** start EXTRACTED MATERIAL **

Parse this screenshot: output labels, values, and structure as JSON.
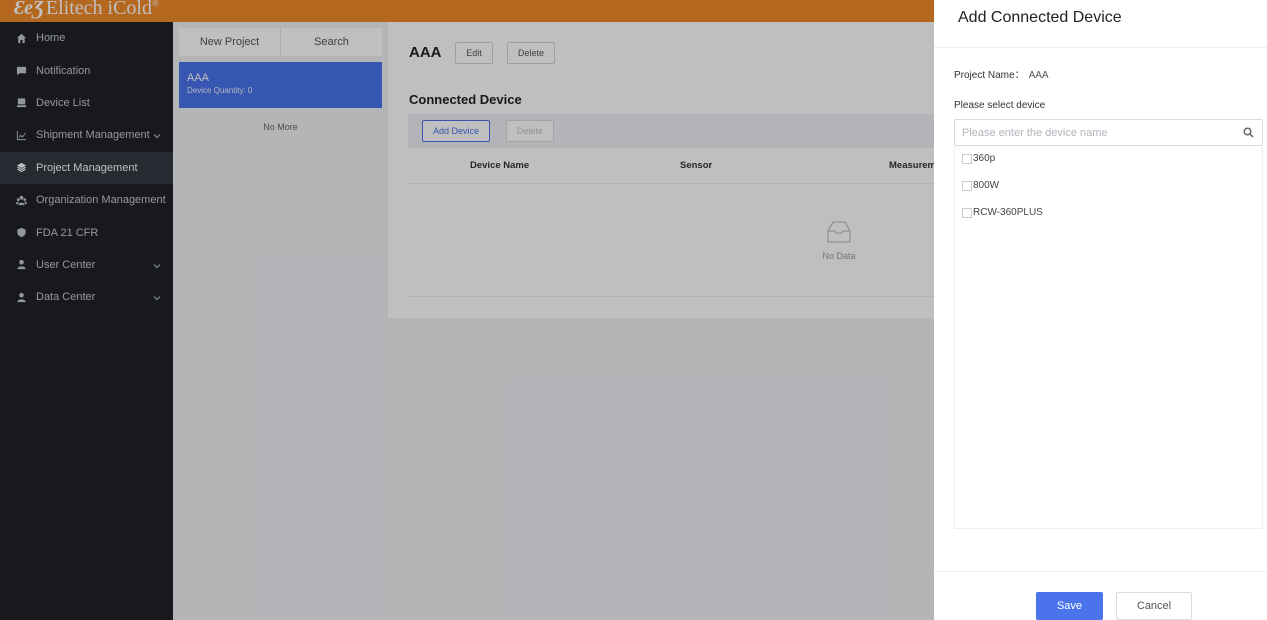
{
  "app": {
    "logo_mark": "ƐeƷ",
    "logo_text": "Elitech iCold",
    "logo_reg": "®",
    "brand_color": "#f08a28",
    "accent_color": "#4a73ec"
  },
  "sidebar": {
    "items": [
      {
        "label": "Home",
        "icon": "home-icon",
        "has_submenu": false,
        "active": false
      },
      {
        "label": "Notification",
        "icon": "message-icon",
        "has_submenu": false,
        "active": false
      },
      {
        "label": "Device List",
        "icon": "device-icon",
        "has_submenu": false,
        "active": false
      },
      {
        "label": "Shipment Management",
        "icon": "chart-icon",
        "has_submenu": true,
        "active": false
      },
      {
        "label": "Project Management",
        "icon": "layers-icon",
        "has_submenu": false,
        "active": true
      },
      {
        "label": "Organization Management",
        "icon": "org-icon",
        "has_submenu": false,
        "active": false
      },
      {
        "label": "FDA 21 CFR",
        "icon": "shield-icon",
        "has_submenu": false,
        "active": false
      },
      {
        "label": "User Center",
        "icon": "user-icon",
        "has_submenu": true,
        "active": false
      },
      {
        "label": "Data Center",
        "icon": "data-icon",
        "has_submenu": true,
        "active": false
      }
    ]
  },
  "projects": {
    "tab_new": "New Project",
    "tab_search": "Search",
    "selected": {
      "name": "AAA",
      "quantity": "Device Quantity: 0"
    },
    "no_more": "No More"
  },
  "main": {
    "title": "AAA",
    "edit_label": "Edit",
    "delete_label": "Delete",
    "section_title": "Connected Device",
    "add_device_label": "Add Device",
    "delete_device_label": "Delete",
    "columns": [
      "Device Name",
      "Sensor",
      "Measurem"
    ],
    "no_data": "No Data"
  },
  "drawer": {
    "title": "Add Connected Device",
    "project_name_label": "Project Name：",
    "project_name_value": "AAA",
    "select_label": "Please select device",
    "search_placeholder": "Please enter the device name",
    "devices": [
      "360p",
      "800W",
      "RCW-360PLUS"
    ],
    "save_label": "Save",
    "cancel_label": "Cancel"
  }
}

** end EXTRACTED MATERIAL **
** start EXTRACTED MATERIAL **

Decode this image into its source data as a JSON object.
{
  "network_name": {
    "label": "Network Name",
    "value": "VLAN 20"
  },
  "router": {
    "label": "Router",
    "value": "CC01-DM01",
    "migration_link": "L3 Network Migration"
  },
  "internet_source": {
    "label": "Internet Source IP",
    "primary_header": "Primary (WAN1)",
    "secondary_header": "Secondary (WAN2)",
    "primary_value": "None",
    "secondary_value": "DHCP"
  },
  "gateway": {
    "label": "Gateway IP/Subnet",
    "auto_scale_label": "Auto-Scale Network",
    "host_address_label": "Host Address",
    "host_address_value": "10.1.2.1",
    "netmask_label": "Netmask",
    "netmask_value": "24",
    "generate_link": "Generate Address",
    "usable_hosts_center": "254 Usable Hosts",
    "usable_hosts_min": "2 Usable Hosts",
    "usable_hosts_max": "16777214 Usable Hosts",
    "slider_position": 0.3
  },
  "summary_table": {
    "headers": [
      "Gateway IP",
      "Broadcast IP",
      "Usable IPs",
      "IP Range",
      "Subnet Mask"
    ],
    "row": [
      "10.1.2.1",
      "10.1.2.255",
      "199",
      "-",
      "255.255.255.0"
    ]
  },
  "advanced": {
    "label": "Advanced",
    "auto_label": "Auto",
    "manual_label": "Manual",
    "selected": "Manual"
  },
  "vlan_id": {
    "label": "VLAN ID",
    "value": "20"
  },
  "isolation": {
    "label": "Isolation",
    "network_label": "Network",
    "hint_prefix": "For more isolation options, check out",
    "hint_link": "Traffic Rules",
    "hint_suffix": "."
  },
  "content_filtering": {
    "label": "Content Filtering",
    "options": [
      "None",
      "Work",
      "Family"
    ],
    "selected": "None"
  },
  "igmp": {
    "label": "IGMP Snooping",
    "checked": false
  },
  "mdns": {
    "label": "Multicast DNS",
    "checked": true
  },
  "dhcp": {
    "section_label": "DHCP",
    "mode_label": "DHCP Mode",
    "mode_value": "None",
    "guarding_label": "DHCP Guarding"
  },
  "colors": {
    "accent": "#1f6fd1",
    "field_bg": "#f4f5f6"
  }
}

** end EXTRACTED MATERIAL **

— PROBLEM —
Your answer should be one number: the count of lines in the data above that include the word "options".

— RESULT —
2